### Problem description
Give only the number of lines that include the string "text".

(Stored data)

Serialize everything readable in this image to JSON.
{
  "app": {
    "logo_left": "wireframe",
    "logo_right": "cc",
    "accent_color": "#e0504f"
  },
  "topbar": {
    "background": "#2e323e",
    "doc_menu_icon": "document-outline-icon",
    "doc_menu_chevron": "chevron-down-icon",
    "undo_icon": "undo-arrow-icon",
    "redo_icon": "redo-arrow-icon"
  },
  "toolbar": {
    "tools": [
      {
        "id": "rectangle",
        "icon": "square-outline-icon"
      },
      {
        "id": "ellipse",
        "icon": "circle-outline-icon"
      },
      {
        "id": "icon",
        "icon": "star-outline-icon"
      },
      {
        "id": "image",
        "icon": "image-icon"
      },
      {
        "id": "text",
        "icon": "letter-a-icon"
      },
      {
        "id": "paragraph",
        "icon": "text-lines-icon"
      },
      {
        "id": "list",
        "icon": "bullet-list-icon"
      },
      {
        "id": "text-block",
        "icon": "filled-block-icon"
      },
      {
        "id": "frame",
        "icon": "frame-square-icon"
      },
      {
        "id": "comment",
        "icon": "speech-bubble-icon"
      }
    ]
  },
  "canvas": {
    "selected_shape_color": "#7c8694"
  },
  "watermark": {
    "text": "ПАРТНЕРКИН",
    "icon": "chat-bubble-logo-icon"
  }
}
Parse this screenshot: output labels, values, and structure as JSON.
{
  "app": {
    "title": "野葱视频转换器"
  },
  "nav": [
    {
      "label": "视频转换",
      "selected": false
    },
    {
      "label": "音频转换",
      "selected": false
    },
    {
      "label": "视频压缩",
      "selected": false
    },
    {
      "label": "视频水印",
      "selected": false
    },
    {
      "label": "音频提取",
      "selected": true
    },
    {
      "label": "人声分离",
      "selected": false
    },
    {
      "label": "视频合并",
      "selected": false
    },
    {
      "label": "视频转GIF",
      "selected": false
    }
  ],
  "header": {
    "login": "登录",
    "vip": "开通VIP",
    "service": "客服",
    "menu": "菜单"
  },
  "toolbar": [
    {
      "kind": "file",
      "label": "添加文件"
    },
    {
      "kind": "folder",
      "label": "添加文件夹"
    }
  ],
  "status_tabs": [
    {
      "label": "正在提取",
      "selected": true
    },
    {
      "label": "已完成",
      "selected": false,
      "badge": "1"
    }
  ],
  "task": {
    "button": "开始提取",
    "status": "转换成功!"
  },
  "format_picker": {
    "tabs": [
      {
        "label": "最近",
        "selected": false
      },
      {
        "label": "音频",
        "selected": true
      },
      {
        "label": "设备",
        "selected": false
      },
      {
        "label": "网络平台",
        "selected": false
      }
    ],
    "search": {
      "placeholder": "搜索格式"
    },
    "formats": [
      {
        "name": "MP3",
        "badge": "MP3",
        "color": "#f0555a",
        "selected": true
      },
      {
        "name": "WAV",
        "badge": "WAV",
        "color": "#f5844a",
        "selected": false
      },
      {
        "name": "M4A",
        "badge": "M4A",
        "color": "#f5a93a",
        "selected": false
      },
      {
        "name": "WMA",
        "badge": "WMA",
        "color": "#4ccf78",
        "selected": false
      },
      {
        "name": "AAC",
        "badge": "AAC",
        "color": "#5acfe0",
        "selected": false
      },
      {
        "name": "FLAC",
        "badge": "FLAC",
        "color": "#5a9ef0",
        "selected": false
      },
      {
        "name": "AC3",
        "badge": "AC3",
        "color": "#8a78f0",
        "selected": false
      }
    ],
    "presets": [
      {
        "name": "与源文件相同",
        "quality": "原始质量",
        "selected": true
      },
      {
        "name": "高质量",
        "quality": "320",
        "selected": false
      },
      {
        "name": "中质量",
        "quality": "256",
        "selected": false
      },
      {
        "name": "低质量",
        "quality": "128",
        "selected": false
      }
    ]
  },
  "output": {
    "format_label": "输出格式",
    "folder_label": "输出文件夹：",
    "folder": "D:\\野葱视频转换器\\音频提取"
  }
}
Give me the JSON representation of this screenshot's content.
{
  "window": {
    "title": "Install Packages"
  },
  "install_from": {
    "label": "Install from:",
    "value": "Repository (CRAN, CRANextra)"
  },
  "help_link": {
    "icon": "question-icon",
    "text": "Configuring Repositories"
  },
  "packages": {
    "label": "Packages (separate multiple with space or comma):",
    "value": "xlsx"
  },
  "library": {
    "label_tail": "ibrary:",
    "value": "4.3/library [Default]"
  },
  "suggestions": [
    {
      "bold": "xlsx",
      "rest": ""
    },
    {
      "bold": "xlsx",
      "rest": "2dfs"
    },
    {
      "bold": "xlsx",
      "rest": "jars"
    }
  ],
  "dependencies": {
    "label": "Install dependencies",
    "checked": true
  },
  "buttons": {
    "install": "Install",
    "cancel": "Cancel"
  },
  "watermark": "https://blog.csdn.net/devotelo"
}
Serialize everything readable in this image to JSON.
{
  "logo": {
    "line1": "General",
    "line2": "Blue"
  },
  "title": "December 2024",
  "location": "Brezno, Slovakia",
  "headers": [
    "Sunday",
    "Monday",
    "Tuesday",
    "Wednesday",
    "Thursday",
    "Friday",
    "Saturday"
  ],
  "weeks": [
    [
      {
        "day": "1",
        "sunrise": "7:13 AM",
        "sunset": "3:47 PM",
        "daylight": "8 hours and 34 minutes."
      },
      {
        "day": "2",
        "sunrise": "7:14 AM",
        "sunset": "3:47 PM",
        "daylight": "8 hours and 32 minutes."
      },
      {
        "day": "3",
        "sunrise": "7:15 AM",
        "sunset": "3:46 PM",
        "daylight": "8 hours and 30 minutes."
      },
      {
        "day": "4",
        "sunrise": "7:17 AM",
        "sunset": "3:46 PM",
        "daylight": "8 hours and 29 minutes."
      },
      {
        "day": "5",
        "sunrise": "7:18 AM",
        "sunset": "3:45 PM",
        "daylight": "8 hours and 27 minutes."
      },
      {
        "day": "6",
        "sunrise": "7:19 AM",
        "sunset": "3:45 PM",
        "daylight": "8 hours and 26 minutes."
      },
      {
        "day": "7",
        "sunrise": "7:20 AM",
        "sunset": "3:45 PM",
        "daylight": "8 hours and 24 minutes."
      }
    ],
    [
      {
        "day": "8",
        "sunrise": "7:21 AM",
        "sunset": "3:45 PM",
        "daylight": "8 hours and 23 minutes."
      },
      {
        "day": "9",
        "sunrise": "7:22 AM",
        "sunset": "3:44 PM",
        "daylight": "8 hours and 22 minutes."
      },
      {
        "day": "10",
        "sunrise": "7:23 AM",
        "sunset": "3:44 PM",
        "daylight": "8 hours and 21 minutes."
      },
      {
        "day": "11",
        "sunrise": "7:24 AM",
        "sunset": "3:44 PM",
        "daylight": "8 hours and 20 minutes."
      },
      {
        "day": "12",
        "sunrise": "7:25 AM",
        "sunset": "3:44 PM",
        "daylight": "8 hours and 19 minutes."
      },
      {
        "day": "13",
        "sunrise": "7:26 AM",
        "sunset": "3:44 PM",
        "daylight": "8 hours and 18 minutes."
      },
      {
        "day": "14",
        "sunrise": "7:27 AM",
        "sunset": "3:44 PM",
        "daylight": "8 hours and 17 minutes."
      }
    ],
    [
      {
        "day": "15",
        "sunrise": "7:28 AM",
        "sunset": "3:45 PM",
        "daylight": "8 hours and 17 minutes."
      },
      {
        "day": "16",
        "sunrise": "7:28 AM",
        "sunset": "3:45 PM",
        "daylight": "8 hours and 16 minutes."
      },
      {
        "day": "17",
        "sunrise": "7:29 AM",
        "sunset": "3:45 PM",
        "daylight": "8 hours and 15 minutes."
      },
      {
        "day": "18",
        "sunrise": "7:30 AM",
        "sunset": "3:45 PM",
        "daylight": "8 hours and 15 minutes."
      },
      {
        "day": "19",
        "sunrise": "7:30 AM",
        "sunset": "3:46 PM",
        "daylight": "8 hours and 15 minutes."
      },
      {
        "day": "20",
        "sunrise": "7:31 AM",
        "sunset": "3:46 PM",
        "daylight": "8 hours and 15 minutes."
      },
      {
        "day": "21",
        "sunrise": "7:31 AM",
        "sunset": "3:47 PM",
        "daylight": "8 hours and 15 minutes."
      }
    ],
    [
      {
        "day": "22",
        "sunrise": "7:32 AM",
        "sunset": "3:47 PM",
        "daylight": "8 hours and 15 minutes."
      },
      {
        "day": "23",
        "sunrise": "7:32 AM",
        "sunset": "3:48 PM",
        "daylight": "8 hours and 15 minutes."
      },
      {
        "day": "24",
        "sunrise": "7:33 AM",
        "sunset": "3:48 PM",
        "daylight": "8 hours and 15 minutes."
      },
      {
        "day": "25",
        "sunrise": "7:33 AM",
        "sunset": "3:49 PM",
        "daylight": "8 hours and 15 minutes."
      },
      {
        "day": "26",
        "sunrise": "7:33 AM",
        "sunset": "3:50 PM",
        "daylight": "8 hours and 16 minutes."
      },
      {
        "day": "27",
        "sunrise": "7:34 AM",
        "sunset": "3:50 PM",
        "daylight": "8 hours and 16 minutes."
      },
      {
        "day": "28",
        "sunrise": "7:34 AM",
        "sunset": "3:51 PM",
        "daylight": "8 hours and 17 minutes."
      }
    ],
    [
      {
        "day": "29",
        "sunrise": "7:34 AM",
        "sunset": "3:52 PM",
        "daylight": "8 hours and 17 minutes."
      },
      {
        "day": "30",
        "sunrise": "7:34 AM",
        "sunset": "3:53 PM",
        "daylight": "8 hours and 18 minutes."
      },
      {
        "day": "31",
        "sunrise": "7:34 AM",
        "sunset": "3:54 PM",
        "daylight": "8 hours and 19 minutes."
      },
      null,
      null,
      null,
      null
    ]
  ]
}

### Output
5